**EXTRACTED DATA:**

____

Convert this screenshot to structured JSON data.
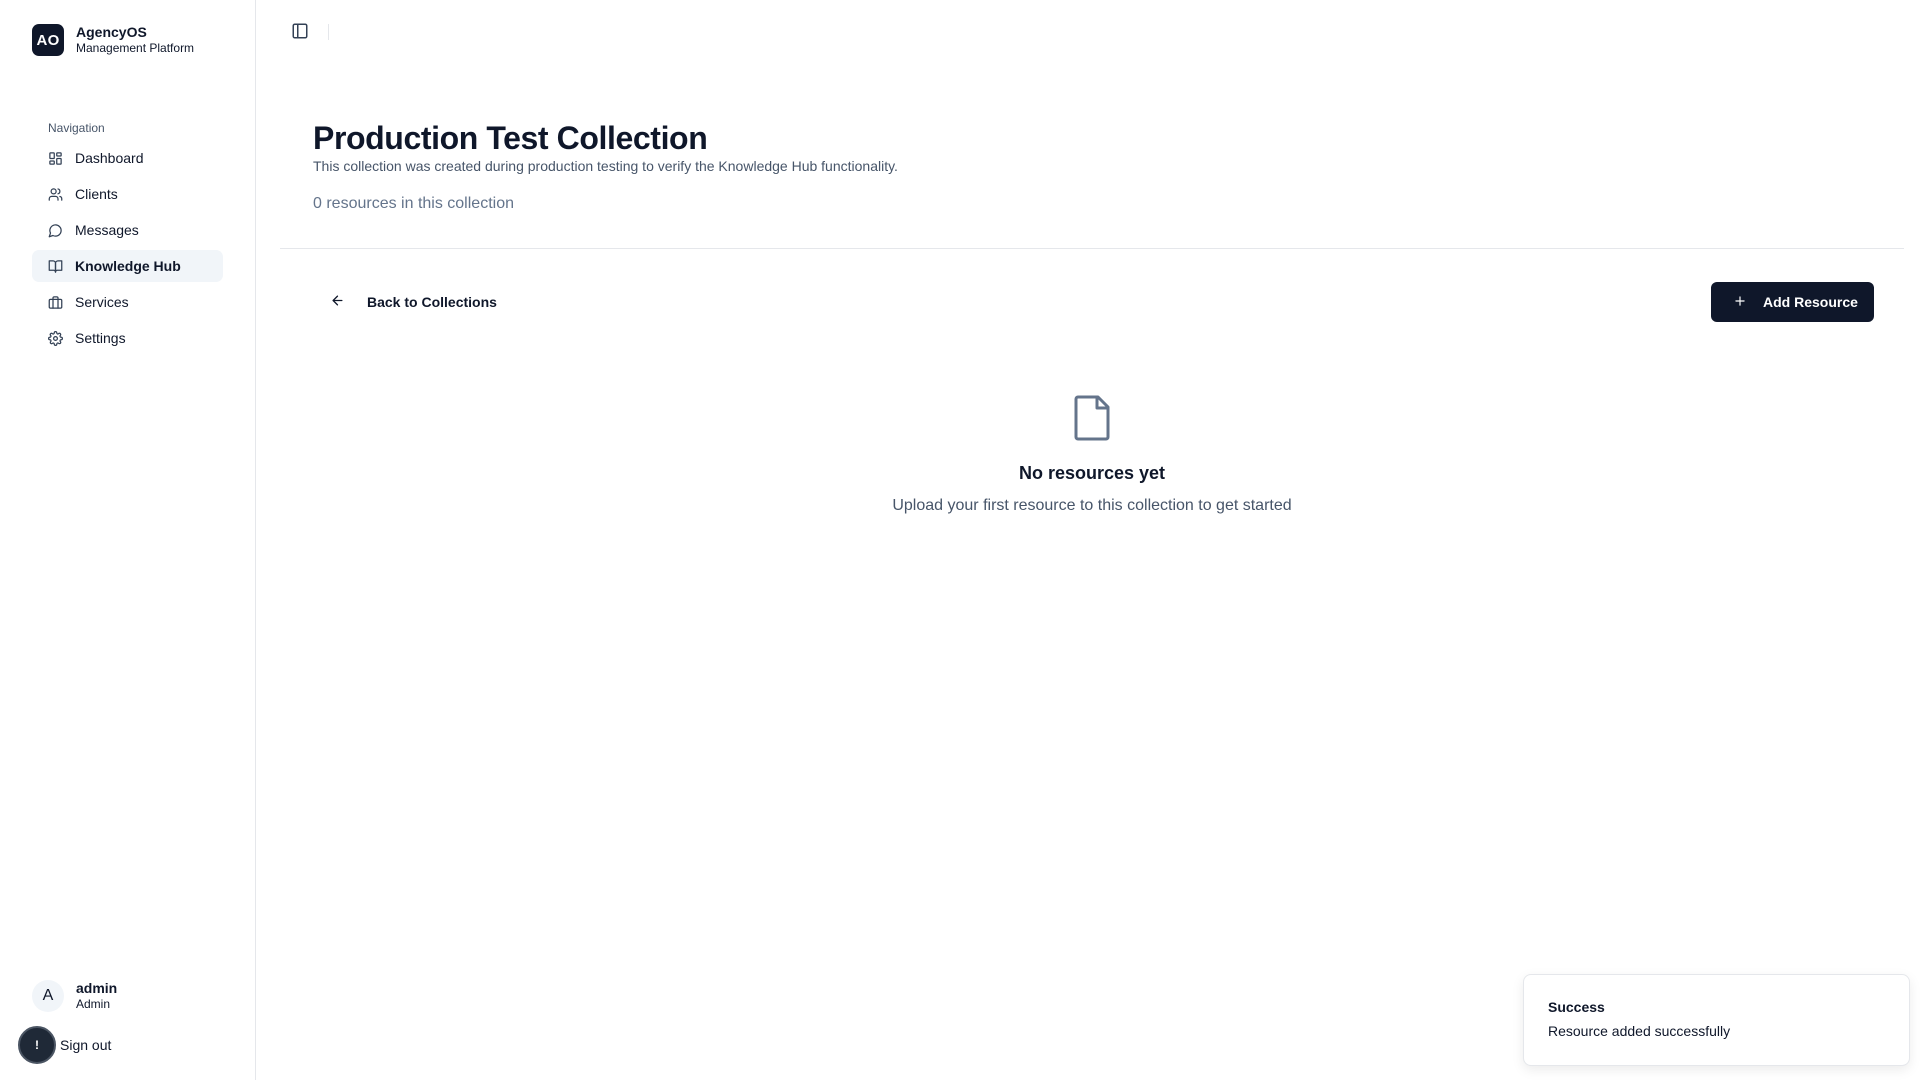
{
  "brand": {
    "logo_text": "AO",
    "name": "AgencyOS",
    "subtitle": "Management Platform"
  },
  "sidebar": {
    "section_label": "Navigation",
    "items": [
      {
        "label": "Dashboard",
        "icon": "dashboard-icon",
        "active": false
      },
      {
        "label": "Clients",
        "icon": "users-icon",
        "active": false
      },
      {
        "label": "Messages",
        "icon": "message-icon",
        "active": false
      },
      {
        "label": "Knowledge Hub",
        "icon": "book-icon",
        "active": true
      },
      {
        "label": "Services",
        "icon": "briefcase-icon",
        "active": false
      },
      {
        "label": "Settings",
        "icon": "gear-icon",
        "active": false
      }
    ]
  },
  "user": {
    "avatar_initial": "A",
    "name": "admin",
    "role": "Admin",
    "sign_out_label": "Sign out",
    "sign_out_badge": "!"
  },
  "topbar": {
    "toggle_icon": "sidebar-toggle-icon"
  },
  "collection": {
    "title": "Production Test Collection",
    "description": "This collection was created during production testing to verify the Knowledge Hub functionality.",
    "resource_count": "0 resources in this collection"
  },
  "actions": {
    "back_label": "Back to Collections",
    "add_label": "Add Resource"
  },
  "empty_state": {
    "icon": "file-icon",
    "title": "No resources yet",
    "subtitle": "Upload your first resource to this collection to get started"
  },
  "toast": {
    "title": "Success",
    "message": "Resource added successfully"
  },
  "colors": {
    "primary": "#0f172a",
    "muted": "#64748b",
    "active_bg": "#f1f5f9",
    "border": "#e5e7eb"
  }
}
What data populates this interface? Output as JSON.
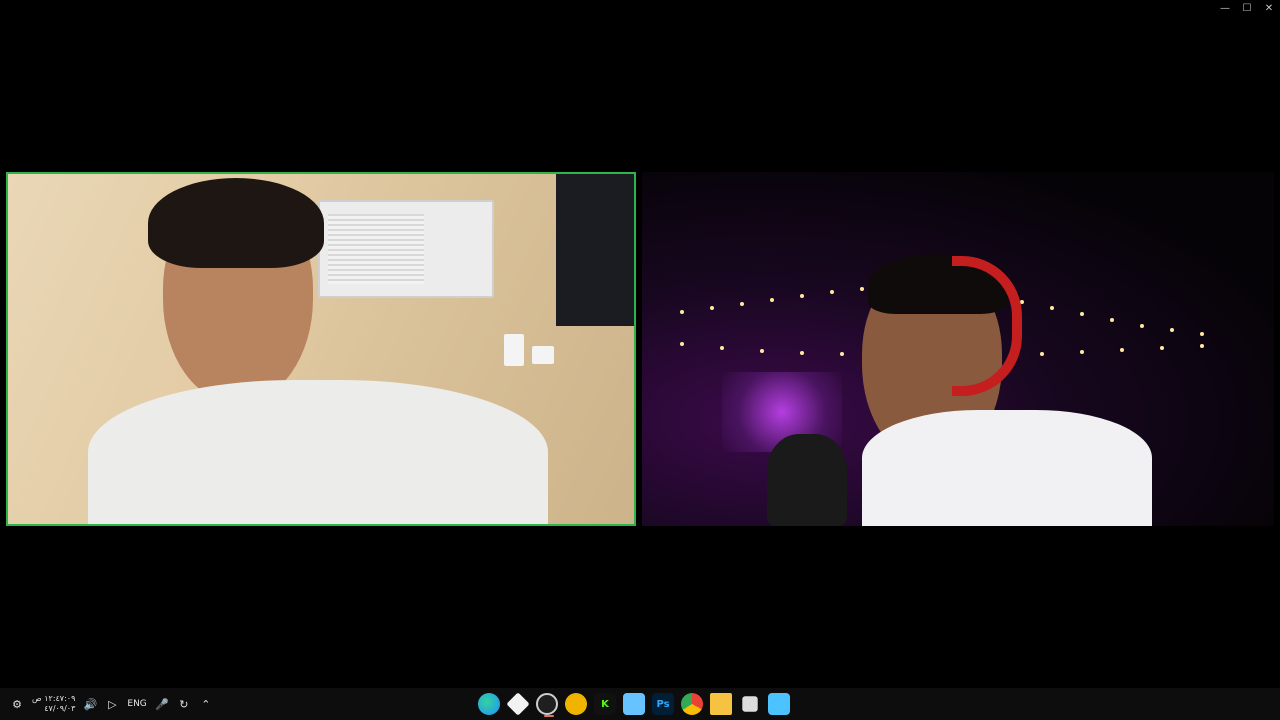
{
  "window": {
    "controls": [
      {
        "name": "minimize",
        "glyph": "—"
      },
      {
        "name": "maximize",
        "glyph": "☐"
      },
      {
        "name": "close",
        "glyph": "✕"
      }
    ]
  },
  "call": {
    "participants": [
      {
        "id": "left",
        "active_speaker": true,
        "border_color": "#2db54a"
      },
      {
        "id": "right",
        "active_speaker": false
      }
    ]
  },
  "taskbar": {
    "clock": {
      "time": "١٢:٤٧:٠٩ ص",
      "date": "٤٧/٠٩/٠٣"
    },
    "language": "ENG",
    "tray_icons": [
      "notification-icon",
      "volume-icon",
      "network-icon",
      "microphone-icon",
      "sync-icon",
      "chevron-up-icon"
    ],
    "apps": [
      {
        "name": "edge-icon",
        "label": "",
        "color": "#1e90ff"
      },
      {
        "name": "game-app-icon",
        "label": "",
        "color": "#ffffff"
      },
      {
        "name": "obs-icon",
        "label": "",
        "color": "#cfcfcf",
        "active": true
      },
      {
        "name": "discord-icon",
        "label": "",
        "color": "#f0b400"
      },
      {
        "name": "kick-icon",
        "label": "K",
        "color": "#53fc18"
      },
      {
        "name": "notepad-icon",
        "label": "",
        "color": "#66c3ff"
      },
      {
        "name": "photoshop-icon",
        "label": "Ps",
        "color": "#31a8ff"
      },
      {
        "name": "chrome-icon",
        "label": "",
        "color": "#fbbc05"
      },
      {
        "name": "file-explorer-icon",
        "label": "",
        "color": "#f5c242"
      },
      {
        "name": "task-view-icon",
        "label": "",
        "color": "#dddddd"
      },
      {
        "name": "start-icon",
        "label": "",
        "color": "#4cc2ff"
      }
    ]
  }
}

____

**DIRECTIONS FOR THIS TASK:** Nothing but the pictures may be dropped; output the records above exactly.

**THE RESULT:**
Convert this screenshot to structured JSON data.
{
  "brand": {
    "logo_text": "AO",
    "name": "AgencyOS",
    "subtitle": "Management Platform"
  },
  "sidebar": {
    "section_label": "Navigation",
    "items": [
      {
        "label": "Dashboard",
        "icon": "dashboard-icon",
        "active": false
      },
      {
        "label": "Clients",
        "icon": "users-icon",
        "active": false
      },
      {
        "label": "Messages",
        "icon": "message-icon",
        "active": false
      },
      {
        "label": "Knowledge Hub",
        "icon": "book-icon",
        "active": true
      },
      {
        "label": "Services",
        "icon": "briefcase-icon",
        "active": false
      },
      {
        "label": "Settings",
        "icon": "gear-icon",
        "active": false
      }
    ]
  },
  "user": {
    "avatar_initial": "A",
    "name": "admin",
    "role": "Admin",
    "sign_out_label": "Sign out",
    "sign_out_badge": "!"
  },
  "topbar": {
    "toggle_icon": "sidebar-toggle-icon"
  },
  "collection": {
    "title": "Production Test Collection",
    "description": "This collection was created during production testing to verify the Knowledge Hub functionality.",
    "resource_count": "0 resources in this collection"
  },
  "actions": {
    "back_label": "Back to Collections",
    "add_label": "Add Resource"
  },
  "empty_state": {
    "icon": "file-icon",
    "title": "No resources yet",
    "subtitle": "Upload your first resource to this collection to get started"
  },
  "toast": {
    "title": "Success",
    "message": "Resource added successfully"
  },
  "colors": {
    "primary": "#0f172a",
    "muted": "#64748b",
    "active_bg": "#f1f5f9",
    "border": "#e5e7eb"
  }
}
What data populates this interface? Output as JSON.
{
  "window": {
    "controls": [
      {
        "name": "minimize",
        "glyph": "—"
      },
      {
        "name": "maximize",
        "glyph": "☐"
      },
      {
        "name": "close",
        "glyph": "✕"
      }
    ]
  },
  "call": {
    "participants": [
      {
        "id": "left",
        "active_speaker": true,
        "border_color": "#2db54a"
      },
      {
        "id": "right",
        "active_speaker": false
      }
    ]
  },
  "taskbar": {
    "clock": {
      "time": "١٢:٤٧:٠٩ ص",
      "date": "٤٧/٠٩/٠٣"
    },
    "language": "ENG",
    "tray_icons": [
      "notification-icon",
      "volume-icon",
      "network-icon",
      "microphone-icon",
      "sync-icon",
      "chevron-up-icon"
    ],
    "apps": [
      {
        "name": "edge-icon",
        "label": "",
        "color": "#1e90ff"
      },
      {
        "name": "game-app-icon",
        "label": "",
        "color": "#ffffff"
      },
      {
        "name": "obs-icon",
        "label": "",
        "color": "#cfcfcf",
        "active": true
      },
      {
        "name": "discord-icon",
        "label": "",
        "color": "#f0b400"
      },
      {
        "name": "kick-icon",
        "label": "K",
        "color": "#53fc18"
      },
      {
        "name": "notepad-icon",
        "label": "",
        "color": "#66c3ff"
      },
      {
        "name": "photoshop-icon",
        "label": "Ps",
        "color": "#31a8ff"
      },
      {
        "name": "chrome-icon",
        "label": "",
        "color": "#fbbc05"
      },
      {
        "name": "file-explorer-icon",
        "label": "",
        "color": "#f5c242"
      },
      {
        "name": "task-view-icon",
        "label": "",
        "color": "#dddddd"
      },
      {
        "name": "start-icon",
        "label": "",
        "color": "#4cc2ff"
      }
    ]
  }
}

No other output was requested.